§ WHAT YOU HAVE TO DO
Copy word for word the stretch of the records from the start through the line containing "energy-tick-label: -4,00 [244, 588, 326, 629]", including that line.

§ DATA ENTRIES
↓
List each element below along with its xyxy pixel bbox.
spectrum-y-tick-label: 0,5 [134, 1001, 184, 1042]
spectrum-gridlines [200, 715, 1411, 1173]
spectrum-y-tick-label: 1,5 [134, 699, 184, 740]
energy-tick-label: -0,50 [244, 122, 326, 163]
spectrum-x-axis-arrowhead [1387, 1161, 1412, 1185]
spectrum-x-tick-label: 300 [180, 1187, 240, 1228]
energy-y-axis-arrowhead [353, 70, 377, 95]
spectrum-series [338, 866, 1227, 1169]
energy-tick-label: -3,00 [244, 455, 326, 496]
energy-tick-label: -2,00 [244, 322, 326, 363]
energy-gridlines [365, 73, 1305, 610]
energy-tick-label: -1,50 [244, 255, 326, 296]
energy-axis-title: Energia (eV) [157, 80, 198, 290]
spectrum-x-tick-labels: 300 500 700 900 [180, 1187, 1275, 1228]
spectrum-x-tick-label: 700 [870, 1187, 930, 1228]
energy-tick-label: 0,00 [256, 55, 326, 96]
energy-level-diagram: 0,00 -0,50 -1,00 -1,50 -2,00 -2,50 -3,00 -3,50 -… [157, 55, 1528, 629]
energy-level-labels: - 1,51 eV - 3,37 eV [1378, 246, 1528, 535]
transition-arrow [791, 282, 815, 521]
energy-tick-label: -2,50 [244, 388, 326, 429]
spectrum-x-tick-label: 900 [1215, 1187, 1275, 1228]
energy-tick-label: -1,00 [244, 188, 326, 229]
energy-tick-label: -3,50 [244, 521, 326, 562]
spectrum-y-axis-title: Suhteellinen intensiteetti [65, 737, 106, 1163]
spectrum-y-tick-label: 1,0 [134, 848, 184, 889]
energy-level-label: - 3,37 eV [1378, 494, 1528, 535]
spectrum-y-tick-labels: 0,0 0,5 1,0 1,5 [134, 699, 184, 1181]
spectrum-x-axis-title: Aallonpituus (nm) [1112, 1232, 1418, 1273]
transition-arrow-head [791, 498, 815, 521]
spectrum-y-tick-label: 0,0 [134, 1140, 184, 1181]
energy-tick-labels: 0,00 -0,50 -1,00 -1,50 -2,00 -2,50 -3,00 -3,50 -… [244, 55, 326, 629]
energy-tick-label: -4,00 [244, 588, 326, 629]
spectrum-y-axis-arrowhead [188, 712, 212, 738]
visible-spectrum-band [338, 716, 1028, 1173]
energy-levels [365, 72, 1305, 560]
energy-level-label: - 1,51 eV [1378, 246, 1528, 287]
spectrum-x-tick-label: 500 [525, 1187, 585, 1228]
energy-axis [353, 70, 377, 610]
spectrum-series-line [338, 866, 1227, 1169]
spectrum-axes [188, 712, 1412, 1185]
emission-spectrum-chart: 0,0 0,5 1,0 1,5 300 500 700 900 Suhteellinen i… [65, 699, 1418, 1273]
↑
§ THE ANSWER
List each element below along with its xyxy pixel bbox.
spectrum-y-tick-label: 0,5 [134, 1001, 184, 1042]
spectrum-gridlines [200, 715, 1411, 1173]
spectrum-y-tick-label: 1,5 [134, 699, 184, 740]
energy-tick-label: -0,50 [244, 122, 326, 163]
spectrum-x-axis-arrowhead [1387, 1161, 1412, 1185]
spectrum-x-tick-label: 300 [180, 1187, 240, 1228]
energy-y-axis-arrowhead [353, 70, 377, 95]
spectrum-series [338, 866, 1227, 1169]
energy-tick-label: -3,00 [244, 455, 326, 496]
energy-tick-label: -2,00 [244, 322, 326, 363]
energy-gridlines [365, 73, 1305, 610]
energy-tick-label: -1,50 [244, 255, 326, 296]
energy-axis-title: Energia (eV) [157, 80, 198, 290]
spectrum-x-tick-labels: 300 500 700 900 [180, 1187, 1275, 1228]
spectrum-x-tick-label: 700 [870, 1187, 930, 1228]
energy-tick-label: 0,00 [256, 55, 326, 96]
energy-level-diagram: 0,00 -0,50 -1,00 -1,50 -2,00 -2,50 -3,00 -3,50 -… [157, 55, 1528, 629]
energy-level-labels: - 1,51 eV - 3,37 eV [1378, 246, 1528, 535]
transition-arrow [791, 282, 815, 521]
energy-tick-label: -2,50 [244, 388, 326, 429]
spectrum-x-tick-label: 900 [1215, 1187, 1275, 1228]
energy-tick-label: -1,00 [244, 188, 326, 229]
energy-tick-label: -3,50 [244, 521, 326, 562]
spectrum-y-axis-title: Suhteellinen intensiteetti [65, 737, 106, 1163]
spectrum-y-tick-label: 1,0 [134, 848, 184, 889]
energy-level-label: - 3,37 eV [1378, 494, 1528, 535]
spectrum-y-tick-labels: 0,0 0,5 1,0 1,5 [134, 699, 184, 1181]
spectrum-x-axis-title: Aallonpituus (nm) [1112, 1232, 1418, 1273]
transition-arrow-head [791, 498, 815, 521]
spectrum-y-tick-label: 0,0 [134, 1140, 184, 1181]
energy-tick-labels: 0,00 -0,50 -1,00 -1,50 -2,00 -2,50 -3,00 -3,50 -… [244, 55, 326, 629]
energy-tick-label: -4,00 [244, 588, 326, 629]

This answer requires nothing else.